── Material provided ──

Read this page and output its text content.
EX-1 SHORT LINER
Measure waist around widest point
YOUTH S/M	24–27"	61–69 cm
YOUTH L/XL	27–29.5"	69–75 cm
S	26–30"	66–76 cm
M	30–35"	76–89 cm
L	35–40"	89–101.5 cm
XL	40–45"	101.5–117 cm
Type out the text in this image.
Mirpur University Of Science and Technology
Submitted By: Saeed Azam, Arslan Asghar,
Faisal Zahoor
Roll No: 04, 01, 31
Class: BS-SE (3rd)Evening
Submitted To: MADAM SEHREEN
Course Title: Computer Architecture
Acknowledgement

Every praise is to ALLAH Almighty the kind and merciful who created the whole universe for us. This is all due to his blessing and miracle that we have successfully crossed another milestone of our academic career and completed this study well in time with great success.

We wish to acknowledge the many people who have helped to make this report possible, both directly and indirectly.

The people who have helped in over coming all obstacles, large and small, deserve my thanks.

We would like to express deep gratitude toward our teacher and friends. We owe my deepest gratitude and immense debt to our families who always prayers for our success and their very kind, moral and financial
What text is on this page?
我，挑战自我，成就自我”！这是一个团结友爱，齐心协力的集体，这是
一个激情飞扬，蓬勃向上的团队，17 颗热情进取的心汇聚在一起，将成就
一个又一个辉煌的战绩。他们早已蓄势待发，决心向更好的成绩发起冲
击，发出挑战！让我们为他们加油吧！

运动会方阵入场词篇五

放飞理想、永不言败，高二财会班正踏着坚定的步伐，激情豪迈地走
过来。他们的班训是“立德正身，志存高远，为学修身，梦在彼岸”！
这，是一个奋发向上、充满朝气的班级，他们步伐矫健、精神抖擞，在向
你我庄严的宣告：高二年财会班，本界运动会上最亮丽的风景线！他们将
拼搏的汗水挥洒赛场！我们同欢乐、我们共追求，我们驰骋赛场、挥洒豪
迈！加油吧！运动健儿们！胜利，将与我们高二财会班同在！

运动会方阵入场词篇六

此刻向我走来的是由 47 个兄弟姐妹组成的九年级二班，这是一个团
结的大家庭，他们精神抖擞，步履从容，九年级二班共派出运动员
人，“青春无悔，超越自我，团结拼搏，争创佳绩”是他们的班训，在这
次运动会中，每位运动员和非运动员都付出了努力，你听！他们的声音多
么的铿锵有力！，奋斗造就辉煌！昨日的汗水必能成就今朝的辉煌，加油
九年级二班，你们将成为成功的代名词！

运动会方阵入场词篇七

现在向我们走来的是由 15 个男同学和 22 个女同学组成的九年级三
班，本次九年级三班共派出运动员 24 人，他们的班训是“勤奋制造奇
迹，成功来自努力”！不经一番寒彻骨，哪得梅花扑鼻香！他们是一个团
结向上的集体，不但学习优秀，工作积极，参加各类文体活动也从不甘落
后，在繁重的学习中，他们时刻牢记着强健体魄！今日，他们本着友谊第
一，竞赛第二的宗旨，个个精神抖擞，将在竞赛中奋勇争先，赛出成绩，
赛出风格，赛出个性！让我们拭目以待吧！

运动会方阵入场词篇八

───

--- Work to be completed ---
From the entries above, pull out each line that includes "他们的班训是".

--- Final answer ---
过来。他们的班训是“立德正身，志存高远，为学修身，梦在彼岸”！
班，本次九年级三班共派出运动员 24 人，他们的班训是“勤奋制造奇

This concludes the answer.